TASK GOAL: Copy all of the records below verbatim.
— BEGIN EXTRACTED MATERIAL —
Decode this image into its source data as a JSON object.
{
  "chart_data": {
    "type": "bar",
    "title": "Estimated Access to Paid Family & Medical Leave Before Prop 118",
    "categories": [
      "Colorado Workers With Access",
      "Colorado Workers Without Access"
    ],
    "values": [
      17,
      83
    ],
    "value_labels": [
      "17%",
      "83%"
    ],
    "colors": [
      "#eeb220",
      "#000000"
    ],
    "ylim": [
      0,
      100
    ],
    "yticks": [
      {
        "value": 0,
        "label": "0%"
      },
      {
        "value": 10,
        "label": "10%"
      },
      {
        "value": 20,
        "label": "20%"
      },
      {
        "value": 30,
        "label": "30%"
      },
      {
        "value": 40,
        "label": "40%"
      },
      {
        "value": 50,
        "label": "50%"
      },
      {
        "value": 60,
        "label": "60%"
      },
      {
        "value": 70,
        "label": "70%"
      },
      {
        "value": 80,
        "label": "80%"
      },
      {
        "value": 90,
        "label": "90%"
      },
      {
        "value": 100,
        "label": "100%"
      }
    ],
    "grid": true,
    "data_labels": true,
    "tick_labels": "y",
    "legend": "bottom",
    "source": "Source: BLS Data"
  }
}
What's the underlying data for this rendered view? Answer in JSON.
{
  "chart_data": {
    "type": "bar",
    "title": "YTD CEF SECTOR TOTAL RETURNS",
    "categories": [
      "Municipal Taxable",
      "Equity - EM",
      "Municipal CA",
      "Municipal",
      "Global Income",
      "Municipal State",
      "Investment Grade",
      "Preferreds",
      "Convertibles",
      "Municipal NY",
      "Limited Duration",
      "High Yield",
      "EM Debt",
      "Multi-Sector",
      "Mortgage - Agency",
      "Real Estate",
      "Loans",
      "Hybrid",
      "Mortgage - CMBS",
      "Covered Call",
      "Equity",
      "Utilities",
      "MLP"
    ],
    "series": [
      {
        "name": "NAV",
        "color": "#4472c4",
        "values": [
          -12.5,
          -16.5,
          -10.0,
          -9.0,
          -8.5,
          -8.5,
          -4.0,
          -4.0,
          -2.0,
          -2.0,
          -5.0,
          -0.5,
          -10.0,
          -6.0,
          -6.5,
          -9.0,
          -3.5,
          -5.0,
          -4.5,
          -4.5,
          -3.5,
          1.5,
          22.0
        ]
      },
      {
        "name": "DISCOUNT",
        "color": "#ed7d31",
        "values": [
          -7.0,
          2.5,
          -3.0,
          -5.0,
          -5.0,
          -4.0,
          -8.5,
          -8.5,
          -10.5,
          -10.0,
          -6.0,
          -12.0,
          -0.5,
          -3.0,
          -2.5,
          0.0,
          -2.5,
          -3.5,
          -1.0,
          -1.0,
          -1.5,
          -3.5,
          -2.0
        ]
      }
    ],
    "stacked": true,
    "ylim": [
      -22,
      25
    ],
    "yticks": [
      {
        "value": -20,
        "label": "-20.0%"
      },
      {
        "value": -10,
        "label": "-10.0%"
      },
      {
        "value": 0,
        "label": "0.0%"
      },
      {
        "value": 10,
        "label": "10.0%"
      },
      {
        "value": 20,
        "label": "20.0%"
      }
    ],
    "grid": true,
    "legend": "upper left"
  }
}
— END EXTRACTED MATERIAL —
SOLVED EXERCISE:
Decode this image into its source data as a JSON object.
{
  "chart_data": {
    "type": "bar",
    "title": "Estimated Access to Paid Family & Medical Leave Before Prop 118",
    "categories": [
      "Colorado Workers With Access",
      "Colorado Workers Without Access"
    ],
    "values": [
      17,
      83
    ],
    "value_labels": [
      "17%",
      "83%"
    ],
    "colors": [
      "#eeb220",
      "#000000"
    ],
    "ylim": [
      0,
      100
    ],
    "yticks": [
      {
        "value": 0,
        "label": "0%"
      },
      {
        "value": 10,
        "label": "10%"
      },
      {
        "value": 20,
        "label": "20%"
      },
      {
        "value": 30,
        "label": "30%"
      },
      {
        "value": 40,
        "label": "40%"
      },
      {
        "value": 50,
        "label": "50%"
      },
      {
        "value": 60,
        "label": "60%"
      },
      {
        "value": 70,
        "label": "70%"
      },
      {
        "value": 80,
        "label": "80%"
      },
      {
        "value": 90,
        "label": "90%"
      },
      {
        "value": 100,
        "label": "100%"
      }
    ],
    "grid": true,
    "data_labels": true,
    "tick_labels": "y",
    "legend": "bottom",
    "source": "Source: BLS Data"
  }
}
What's the underlying data for this rendered view? Answer in JSON.
{
  "chart_data": {
    "type": "bar",
    "title": "YTD CEF SECTOR TOTAL RETURNS",
    "categories": [
      "Municipal Taxable",
      "Equity - EM",
      "Municipal CA",
      "Municipal",
      "Global Income",
      "Municipal State",
      "Investment Grade",
      "Preferreds",
      "Convertibles",
      "Municipal NY",
      "Limited Duration",
      "High Yield",
      "EM Debt",
      "Multi-Sector",
      "Mortgage - Agency",
      "Real Estate",
      "Loans",
      "Hybrid",
      "Mortgage - CMBS",
      "Covered Call",
      "Equity",
      "Utilities",
      "MLP"
    ],
    "series": [
      {
        "name": "NAV",
        "color": "#4472c4",
        "values": [
          -12.5,
          -16.5,
          -10.0,
          -9.0,
          -8.5,
          -8.5,
          -4.0,
          -4.0,
          -2.0,
          -2.0,
          -5.0,
          -0.5,
          -10.0,
          -6.0,
          -6.5,
          -9.0,
          -3.5,
          -5.0,
          -4.5,
          -4.5,
          -3.5,
          1.5,
          22.0
        ]
      },
      {
        "name": "DISCOUNT",
        "color": "#ed7d31",
        "values": [
          -7.0,
          2.5,
          -3.0,
          -5.0,
          -5.0,
          -4.0,
          -8.5,
          -8.5,
          -10.5,
          -10.0,
          -6.0,
          -12.0,
          -0.5,
          -3.0,
          -2.5,
          0.0,
          -2.5,
          -3.5,
          -1.0,
          -1.0,
          -1.5,
          -3.5,
          -2.0
        ]
      }
    ],
    "stacked": true,
    "ylim": [
      -22,
      25
    ],
    "yticks": [
      {
        "value": -20,
        "label": "-20.0%"
      },
      {
        "value": -10,
        "label": "-10.0%"
      },
      {
        "value": 0,
        "label": "0.0%"
      },
      {
        "value": 10,
        "label": "10.0%"
      },
      {
        "value": 20,
        "label": "20.0%"
      }
    ],
    "grid": true,
    "legend": "upper left"
  }
}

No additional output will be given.